-- BEGIN Data rows --

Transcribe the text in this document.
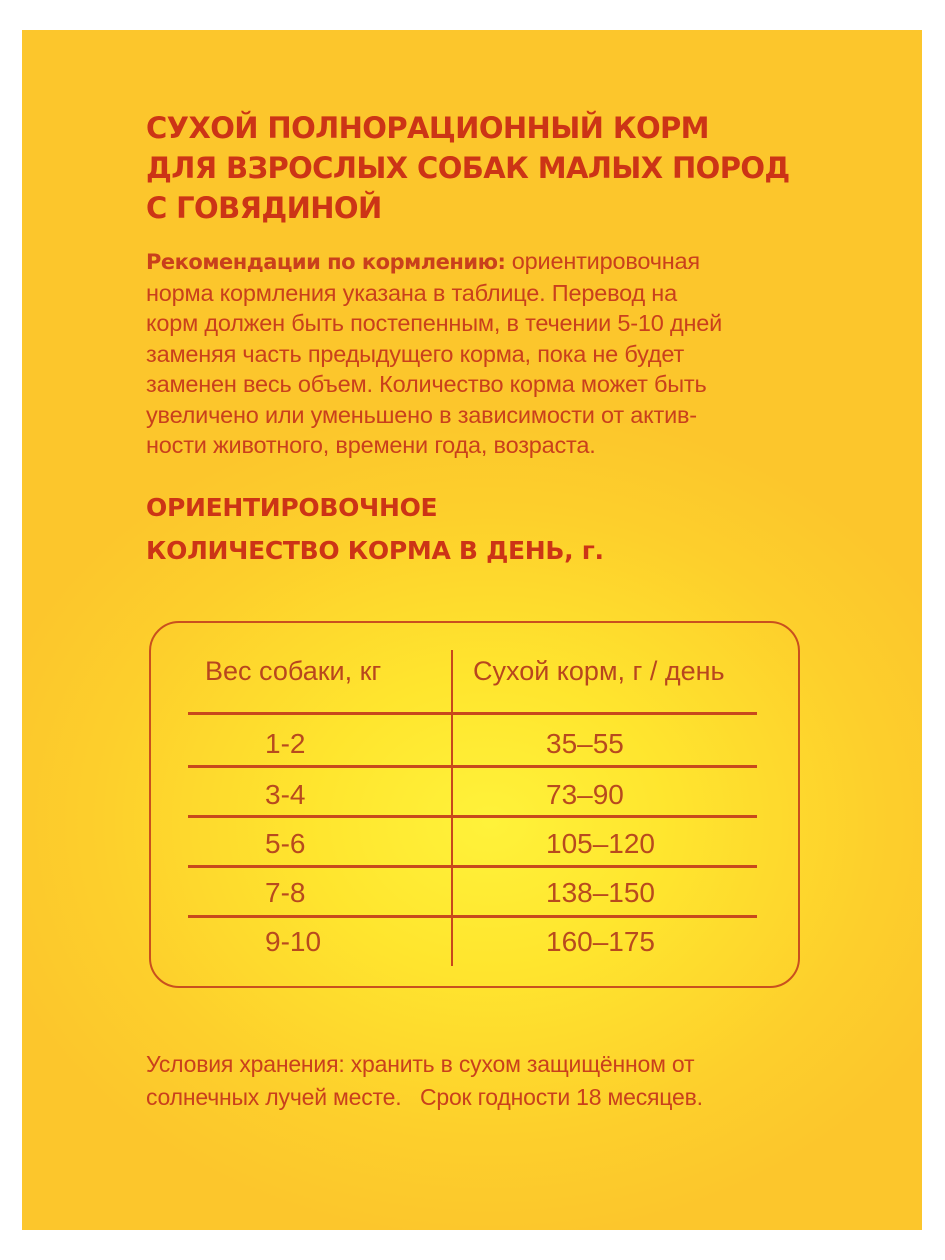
СУХОЙ ПОЛНОРАЦИОННЫЙ КОРМ
ДЛЯ ВЗРОСЛЫХ СОБАК МАЛЫХ ПОРОД
С ГОВЯДИНОЙ
Рекомендации по кормлению: ориентировочная
норма кормления указана в таблице. Перевод на
корм должен быть постепенным, в течении 5-10 дней
заменяя часть предыдущего корма, пока не будет
заменен весь объем. Количество корма может быть
увеличено или уменьшено в зависимости от актив-
ности животного, времени года, возраста.
ОРИЕНТИРОВОЧНОЕ
КОЛИЧЕСТВО КОРМА В ДЕНЬ, г.
Вес собаки, кг	Сухой корм, г / день
1-2	35–55
3-4	73–90
5-6	105–120
7-8	138–150
9-10	160–175
Условия хранения: хранить в сухом защищённом от
солнечных лучей месте.   Срок годности 18 месяцев.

-- END Data rows --

- _Stated problem_: Return only the number of lines in the entries that contain the string "быть".

- _Expected answer_: 2